#### Do this:
Take the entries below and print all of them exactly, please.

#### Collection entries:

┌──

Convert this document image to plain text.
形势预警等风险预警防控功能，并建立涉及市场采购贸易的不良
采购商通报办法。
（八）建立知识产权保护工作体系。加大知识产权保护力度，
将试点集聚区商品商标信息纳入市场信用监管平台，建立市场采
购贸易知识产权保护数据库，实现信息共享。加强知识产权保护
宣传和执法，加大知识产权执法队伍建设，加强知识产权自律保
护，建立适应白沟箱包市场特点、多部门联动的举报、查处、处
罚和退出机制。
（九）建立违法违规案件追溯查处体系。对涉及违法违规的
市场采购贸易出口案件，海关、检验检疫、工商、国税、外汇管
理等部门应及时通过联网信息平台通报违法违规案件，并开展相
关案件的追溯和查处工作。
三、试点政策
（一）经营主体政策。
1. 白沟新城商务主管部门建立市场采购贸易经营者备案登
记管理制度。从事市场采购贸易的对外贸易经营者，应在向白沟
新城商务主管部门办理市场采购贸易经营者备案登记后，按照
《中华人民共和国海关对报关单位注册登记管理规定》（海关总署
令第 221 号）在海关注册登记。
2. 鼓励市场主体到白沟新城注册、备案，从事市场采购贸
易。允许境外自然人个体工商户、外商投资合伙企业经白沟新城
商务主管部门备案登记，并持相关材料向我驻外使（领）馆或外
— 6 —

└──

#### Finished exercise:
Convert this document image to plain text.
形势预警等风险预警防控功能，并建立涉及市场采购贸易的不良
采购商通报办法。
（八）建立知识产权保护工作体系。加大知识产权保护力度，
将试点集聚区商品商标信息纳入市场信用监管平台，建立市场采
购贸易知识产权保护数据库，实现信息共享。加强知识产权保护
宣传和执法，加大知识产权执法队伍建设，加强知识产权自律保
护，建立适应白沟箱包市场特点、多部门联动的举报、查处、处
罚和退出机制。
（九）建立违法违规案件追溯查处体系。对涉及违法违规的
市场采购贸易出口案件，海关、检验检疫、工商、国税、外汇管
理等部门应及时通过联网信息平台通报违法违规案件，并开展相
关案件的追溯和查处工作。
三、试点政策
（一）经营主体政策。
1. 白沟新城商务主管部门建立市场采购贸易经营者备案登
记管理制度。从事市场采购贸易的对外贸易经营者，应在向白沟
新城商务主管部门办理市场采购贸易经营者备案登记后，按照
《中华人民共和国海关对报关单位注册登记管理规定》（海关总署
令第 221 号）在海关注册登记。
2. 鼓励市场主体到白沟新城注册、备案，从事市场采购贸
易。允许境外自然人个体工商户、外商投资合伙企业经白沟新城
商务主管部门备案登记，并持相关材料向我驻外使（领）馆或外
— 6 —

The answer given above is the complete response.